■ **To do**: Rewrite the rows below, replacing every instance of "Text" with "Label" and leaving everything else unchanged.

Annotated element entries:
◇ ◇ ◇ ◇
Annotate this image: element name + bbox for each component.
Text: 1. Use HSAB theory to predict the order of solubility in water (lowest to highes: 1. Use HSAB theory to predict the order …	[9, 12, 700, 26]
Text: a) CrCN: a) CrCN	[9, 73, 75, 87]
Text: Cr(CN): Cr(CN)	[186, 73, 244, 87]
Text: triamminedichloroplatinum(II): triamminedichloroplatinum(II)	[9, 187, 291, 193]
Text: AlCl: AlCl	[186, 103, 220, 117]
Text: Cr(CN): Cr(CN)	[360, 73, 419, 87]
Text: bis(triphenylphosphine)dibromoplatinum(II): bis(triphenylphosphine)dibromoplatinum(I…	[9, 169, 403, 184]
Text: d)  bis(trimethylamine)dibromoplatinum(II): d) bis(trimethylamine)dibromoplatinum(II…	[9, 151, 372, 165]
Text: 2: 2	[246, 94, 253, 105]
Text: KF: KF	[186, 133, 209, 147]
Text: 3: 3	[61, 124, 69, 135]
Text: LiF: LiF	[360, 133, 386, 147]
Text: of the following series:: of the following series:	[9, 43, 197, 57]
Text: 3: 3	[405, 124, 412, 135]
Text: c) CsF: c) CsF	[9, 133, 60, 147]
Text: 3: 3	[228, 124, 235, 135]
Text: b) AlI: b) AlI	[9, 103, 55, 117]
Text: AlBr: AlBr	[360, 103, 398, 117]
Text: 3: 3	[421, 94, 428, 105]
◇ ◇ ◇ ◇
■ **Written solution**:
Annotate this image: element name + bbox for each component.
Label: 1. Use HSAB theory to predict the order of solubility in water (lowest to highes: 1. Use HSAB theory to predict the order …	[9, 12, 700, 26]
Label: a) CrCN: a) CrCN	[9, 73, 75, 87]
Label: Cr(CN): Cr(CN)	[186, 73, 244, 87]
Label: triamminedichloroplatinum(II): triamminedichloroplatinum(II)	[9, 187, 291, 193]
Label: AlCl: AlCl	[186, 103, 220, 117]
Label: Cr(CN): Cr(CN)	[360, 73, 419, 87]
Label: bis(triphenylphosphine)dibromoplatinum(II): bis(triphenylphosphine)dibromoplatinum(I…	[9, 169, 403, 184]
Label: d)  bis(trimethylamine)dibromoplatinum(II): d) bis(trimethylamine)dibromoplatinum(II…	[9, 151, 372, 165]
Label: 2: 2	[246, 94, 253, 105]
Label: KF: KF	[186, 133, 209, 147]
Label: 3: 3	[61, 124, 69, 135]
Label: LiF: LiF	[360, 133, 386, 147]
Label: of the following series:: of the following series:	[9, 43, 197, 57]
Label: 3: 3	[405, 124, 412, 135]
Label: c) CsF: c) CsF	[9, 133, 60, 147]
Label: 3: 3	[228, 124, 235, 135]
Label: b) AlI: b) AlI	[9, 103, 55, 117]
Label: AlBr: AlBr	[360, 103, 398, 117]
Label: 3: 3	[421, 94, 428, 105]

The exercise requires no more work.